How many of the lines below include "more"? Give the number and no other words.
## Start Dataset records
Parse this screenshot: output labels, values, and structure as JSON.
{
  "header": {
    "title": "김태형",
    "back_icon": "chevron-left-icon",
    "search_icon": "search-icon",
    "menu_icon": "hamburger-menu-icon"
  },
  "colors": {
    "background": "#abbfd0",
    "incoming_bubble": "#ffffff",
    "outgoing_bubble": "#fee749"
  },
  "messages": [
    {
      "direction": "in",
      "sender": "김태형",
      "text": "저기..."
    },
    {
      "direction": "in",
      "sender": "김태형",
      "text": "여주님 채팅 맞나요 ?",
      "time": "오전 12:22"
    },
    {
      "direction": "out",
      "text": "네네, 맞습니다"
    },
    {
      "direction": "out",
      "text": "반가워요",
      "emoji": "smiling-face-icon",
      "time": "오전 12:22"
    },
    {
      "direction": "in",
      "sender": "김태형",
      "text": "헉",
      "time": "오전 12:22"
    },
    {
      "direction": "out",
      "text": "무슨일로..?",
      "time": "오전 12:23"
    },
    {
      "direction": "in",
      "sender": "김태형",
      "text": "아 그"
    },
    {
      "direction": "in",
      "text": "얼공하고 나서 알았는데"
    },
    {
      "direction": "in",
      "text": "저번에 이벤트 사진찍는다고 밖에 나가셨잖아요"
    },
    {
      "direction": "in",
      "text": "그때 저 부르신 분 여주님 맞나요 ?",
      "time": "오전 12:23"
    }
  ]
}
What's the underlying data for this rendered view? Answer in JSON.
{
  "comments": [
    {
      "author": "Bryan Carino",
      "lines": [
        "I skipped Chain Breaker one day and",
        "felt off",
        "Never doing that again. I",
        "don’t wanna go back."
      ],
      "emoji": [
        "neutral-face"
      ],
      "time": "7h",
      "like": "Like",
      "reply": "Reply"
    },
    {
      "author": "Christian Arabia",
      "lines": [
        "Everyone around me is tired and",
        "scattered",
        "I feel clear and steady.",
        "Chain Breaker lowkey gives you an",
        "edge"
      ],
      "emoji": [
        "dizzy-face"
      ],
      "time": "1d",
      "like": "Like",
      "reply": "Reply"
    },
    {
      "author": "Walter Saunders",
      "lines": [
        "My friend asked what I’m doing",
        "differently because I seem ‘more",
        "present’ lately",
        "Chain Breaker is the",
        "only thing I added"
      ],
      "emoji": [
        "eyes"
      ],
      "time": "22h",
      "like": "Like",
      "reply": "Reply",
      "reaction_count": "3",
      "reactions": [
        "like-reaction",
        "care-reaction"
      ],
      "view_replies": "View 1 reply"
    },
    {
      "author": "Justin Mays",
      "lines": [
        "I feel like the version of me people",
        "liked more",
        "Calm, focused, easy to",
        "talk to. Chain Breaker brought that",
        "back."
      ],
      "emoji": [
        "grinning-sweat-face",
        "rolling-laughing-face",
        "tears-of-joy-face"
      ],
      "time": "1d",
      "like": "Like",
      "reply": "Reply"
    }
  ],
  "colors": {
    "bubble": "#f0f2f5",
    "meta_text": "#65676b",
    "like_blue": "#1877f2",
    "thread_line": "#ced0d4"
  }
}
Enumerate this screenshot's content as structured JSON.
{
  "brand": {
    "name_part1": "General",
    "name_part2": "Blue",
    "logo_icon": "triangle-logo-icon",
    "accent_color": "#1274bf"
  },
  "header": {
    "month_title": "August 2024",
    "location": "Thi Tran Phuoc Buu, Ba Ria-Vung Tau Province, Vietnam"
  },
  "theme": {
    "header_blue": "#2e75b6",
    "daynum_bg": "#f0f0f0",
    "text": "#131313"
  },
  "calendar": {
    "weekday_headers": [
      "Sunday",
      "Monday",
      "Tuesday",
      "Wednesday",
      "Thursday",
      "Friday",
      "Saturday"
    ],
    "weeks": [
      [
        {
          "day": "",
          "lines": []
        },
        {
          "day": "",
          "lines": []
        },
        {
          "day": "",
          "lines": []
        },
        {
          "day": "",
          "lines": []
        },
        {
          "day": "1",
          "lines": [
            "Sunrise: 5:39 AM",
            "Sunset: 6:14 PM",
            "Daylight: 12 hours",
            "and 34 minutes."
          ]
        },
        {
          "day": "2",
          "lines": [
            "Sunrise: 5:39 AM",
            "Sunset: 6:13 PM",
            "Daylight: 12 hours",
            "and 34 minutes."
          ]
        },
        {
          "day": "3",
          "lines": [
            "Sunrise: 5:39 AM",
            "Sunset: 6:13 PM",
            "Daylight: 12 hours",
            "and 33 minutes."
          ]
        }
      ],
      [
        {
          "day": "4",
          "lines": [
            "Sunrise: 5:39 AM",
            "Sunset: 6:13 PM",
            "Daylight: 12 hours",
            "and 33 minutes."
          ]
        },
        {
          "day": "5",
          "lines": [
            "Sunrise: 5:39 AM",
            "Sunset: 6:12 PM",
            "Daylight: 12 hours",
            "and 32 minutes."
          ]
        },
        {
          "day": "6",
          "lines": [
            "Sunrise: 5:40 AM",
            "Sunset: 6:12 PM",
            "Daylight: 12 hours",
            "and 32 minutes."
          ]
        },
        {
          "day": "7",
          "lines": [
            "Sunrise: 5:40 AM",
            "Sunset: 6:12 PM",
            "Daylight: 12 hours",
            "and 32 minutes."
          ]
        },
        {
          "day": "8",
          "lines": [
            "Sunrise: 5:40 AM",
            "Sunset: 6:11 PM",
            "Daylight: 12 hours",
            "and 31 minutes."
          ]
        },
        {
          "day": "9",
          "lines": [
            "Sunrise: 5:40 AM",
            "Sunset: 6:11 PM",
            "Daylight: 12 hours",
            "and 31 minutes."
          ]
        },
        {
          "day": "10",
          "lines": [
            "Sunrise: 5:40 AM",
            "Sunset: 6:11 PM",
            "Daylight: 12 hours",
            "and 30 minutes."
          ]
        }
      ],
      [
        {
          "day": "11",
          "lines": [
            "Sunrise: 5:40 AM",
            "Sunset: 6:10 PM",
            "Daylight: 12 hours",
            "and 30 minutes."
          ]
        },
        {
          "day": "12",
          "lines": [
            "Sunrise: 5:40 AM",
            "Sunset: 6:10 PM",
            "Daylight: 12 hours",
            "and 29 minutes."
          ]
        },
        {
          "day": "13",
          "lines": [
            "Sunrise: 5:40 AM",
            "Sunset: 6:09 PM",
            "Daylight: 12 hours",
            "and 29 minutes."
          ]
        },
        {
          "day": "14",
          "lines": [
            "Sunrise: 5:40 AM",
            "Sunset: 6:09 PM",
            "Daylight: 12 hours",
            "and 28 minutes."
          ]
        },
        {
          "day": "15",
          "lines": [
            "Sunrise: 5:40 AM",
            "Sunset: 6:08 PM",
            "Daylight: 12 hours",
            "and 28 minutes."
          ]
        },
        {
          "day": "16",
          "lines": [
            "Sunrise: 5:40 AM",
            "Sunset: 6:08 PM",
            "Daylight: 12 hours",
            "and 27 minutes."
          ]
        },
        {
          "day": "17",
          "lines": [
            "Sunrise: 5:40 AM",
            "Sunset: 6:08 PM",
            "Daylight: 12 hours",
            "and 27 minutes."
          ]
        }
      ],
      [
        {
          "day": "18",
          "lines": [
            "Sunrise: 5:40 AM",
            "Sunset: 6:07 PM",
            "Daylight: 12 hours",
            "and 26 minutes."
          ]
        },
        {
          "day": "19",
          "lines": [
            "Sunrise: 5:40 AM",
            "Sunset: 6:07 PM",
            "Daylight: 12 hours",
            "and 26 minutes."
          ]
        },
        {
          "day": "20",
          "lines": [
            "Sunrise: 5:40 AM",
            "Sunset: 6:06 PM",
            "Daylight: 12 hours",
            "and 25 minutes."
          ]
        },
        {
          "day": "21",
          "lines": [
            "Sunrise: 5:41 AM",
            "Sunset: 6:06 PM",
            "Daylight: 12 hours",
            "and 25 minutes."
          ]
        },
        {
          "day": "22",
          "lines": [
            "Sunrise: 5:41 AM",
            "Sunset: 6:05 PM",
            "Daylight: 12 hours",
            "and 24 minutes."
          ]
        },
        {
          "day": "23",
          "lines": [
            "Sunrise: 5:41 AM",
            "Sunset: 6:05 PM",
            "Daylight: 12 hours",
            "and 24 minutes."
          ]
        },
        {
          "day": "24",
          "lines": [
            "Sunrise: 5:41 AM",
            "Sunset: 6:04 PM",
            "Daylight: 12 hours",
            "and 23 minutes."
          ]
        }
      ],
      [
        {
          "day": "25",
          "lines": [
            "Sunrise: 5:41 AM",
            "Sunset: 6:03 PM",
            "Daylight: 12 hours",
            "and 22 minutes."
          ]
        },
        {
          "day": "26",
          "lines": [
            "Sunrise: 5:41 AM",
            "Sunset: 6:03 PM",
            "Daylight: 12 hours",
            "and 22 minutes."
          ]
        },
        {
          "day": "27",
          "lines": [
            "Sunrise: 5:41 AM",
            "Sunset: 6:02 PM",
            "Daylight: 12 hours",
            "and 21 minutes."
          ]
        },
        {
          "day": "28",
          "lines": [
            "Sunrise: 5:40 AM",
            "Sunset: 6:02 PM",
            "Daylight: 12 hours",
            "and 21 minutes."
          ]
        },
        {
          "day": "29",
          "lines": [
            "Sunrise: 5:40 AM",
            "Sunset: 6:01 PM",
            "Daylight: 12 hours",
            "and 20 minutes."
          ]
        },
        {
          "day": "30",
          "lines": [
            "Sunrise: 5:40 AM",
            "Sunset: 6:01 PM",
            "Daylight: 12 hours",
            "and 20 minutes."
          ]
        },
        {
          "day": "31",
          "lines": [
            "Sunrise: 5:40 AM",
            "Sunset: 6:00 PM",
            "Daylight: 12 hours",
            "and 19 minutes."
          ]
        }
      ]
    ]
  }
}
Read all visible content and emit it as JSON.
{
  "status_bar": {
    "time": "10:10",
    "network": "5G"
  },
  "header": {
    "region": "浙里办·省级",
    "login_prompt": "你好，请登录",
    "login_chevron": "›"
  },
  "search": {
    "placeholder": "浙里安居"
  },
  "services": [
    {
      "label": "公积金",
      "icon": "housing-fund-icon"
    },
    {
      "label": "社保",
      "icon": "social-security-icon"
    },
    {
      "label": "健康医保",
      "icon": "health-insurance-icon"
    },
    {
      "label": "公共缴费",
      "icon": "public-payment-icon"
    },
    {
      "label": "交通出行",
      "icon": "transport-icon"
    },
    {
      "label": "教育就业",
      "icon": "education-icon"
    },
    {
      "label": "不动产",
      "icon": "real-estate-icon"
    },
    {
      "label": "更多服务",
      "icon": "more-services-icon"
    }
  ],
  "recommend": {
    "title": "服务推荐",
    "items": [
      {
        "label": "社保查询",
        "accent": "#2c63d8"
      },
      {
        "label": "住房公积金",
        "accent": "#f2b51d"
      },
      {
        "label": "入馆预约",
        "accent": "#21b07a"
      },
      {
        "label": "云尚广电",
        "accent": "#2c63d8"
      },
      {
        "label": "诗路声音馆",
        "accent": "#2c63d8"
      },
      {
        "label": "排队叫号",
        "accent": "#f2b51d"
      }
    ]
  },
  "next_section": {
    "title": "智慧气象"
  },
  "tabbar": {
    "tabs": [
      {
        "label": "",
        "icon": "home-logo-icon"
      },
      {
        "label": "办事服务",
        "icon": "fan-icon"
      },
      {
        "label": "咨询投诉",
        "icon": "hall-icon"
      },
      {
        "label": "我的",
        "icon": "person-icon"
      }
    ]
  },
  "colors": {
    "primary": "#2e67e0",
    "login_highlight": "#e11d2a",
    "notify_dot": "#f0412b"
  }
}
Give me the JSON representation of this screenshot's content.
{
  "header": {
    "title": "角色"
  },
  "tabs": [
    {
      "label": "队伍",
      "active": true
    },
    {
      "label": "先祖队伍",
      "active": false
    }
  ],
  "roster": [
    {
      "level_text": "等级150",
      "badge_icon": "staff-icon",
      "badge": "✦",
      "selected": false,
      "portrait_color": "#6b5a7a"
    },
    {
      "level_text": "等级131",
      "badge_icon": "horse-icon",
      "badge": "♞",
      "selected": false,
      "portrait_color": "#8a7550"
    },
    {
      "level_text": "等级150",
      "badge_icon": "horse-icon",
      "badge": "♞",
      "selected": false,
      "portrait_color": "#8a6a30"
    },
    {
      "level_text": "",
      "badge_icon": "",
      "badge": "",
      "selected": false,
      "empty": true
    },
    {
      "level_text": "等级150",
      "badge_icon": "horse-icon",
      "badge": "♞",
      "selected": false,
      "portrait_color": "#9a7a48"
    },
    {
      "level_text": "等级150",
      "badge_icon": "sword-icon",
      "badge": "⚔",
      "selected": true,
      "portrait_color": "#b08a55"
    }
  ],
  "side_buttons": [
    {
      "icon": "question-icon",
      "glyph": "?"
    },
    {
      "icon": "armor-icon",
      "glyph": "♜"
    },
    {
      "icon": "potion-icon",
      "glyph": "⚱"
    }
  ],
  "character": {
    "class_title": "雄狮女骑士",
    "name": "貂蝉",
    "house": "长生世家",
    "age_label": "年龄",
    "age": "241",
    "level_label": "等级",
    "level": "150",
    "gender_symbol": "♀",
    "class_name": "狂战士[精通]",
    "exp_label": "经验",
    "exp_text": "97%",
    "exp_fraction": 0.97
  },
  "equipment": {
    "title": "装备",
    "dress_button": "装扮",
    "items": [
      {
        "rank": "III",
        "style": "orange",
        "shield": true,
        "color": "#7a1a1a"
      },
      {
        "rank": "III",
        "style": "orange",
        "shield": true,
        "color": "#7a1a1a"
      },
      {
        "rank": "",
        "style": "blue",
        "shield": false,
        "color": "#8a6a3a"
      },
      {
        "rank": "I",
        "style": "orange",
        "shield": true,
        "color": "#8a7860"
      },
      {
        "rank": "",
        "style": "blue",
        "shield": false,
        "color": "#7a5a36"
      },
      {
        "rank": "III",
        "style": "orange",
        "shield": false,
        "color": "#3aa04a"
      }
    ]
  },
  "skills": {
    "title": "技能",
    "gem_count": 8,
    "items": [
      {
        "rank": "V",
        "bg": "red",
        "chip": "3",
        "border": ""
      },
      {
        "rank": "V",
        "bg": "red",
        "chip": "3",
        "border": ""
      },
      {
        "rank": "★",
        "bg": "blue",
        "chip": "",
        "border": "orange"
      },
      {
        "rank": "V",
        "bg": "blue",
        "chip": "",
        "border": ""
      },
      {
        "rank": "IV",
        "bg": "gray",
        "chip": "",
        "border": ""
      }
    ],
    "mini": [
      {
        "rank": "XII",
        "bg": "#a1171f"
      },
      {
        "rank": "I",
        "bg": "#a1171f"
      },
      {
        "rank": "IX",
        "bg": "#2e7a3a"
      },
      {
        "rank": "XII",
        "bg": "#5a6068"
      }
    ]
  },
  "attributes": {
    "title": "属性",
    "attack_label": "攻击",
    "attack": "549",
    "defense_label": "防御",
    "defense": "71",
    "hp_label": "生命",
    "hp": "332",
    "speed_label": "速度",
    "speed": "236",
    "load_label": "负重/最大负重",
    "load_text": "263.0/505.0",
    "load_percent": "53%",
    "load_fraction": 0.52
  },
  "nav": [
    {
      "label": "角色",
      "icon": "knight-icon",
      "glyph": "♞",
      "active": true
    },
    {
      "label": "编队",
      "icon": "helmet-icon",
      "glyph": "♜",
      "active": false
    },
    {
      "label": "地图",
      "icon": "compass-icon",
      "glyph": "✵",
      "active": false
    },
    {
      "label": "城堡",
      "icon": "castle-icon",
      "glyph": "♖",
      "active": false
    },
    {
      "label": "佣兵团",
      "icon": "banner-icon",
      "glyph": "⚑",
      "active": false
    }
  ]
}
## End Dataset records
*Full answer*
3